Simon Lamprecht, Geschäftsführer shaPE Capital

Simon Lamprecht

Simon Lamprecht, Geschäftsführer shaPE Capital. (Foto: zvg)

von Bob Buchheit

Moneycab: Herr Lamprecht, shaPE zahlt seinen Aktionären die Anlagegelder zurück. Im Frühjahr gab es eine 25prozentige Cash-Dividende. Das ist bereits die zweite grosse Abschlagszahlung im Auflösungsprozess von shaPE. Welches wird der nächste Schritt sein?

● **Aufgaben**
1 > Fasse im Text über shaPE Capital den Absatz, der mit „Moneycab: Herr Lamprecht“ beginnt, als knappe Stichpunktliste zusammen. Die wesentlichen Fakten müssen erhalten bleiben.
2 > Gib aus dem Text über shaPE Capital den Abschnitt von „Moneycab: Herr Lamprecht, shaPE“ bis „nächste Schritt sein?“ wortgetreu wieder.
3 > Führe den Text über shaPE Capital im Anschluss an seinen letzten Satz weiter.

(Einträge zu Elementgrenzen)
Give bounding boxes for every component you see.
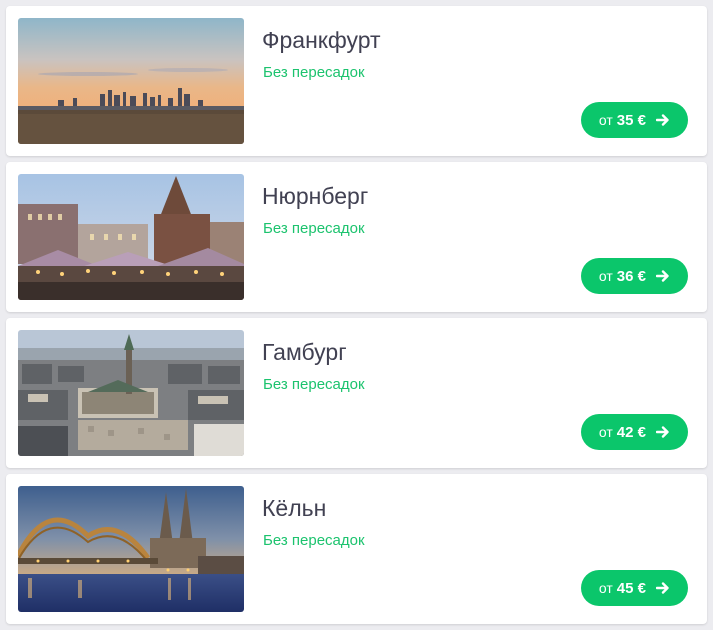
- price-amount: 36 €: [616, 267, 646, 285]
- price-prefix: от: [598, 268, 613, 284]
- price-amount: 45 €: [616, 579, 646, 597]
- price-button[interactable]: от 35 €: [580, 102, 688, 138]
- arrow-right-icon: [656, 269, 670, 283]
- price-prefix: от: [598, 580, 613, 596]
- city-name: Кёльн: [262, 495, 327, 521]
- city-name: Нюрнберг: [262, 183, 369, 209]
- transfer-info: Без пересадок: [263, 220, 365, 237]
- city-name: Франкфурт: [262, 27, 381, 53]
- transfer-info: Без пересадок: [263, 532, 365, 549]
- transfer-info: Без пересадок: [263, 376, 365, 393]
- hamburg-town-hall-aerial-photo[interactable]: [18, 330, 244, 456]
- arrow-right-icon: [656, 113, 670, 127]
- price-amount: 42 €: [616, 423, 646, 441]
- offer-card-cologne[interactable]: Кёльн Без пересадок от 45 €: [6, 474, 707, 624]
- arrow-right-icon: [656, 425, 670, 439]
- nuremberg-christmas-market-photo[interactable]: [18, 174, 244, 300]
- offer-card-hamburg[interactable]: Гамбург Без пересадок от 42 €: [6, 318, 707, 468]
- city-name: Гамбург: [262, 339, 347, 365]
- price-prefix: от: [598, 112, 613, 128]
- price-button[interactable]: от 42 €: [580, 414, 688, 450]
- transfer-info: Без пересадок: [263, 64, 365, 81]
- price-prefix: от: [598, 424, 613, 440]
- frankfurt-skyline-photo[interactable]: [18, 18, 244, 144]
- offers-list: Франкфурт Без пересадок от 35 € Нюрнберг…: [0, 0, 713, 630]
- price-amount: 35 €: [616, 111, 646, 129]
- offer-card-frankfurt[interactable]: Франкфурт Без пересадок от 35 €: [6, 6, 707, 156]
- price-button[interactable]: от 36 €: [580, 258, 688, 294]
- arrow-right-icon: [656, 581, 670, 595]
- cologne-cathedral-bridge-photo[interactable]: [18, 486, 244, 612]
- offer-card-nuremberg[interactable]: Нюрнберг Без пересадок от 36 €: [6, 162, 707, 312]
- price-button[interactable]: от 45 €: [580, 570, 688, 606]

● **Lösungen**
1 >
- shaPE zahlt seinen Aktionären die Anlagegelder zurück.
- Im Frühjahr gab es eine Cash-Dividende von 25 Prozent.
- Sie war die zweite grosse Abschlagszahlung im Auflösungsprozess.
- Moneycab fragt Herrn Lamprecht nach dem nächsten Schritt.

2 >
Moneycab: Herr Lamprecht, shaPE zahlt seinen Aktionären die Anlagegelder zurück. Im Frühjahr gab es eine 25prozentige Cash-Dividende. Das ist bereits die zweite grosse Abschlagszahlung im Auflösungsprozess von shaPE. Welches wird der nächste Schritt sein?

3 >
Simon Lamprecht: Nicht nur allein Cash-Ausschüttungen an die Aktionäre, sondern auch Verkäufe, Aktienrückkäufe und das Halten und Ernten von Private Equity-Anlagen sind für den Aktionär wichtig. Alle vier Pfeiler sind bei uns gleichberechtigt, wobei je nach Marktsituation einzelne im Vordergrund stehen können. Zu Beginn der Realisationsstrategie lag der Fokus auf dem Verkauf von Investments und auf Aktienrückkäufen. Mit den Verkäufen von jungen Fondsanteilen wurden primär offene Zahlungsverpflichtungen, die sogenannten „unfunded commitments“ abgebaut. Der durch den Verkauf realisierte Verlust konnte durch umfangreiche Aktienrückkäufe zu einem hohen Discount zum NAV pro Aktie kompensiert werden. Aus heutiger Sicht werden bei shaPE Investmentverkäufe auch von reiferen Fondsanteilen und Cash-Ausschüttungen weiter an Bedeutung gewinnen.

Beim Verkauf von Private Equity Funds auf dem Sekundärmarkt lassen sich nur schlechte Preise erzielen. Wäre es nicht vernünftig Block Deals auszuhandeln, zur Not mit Hilfe von unabhängigen Maklern?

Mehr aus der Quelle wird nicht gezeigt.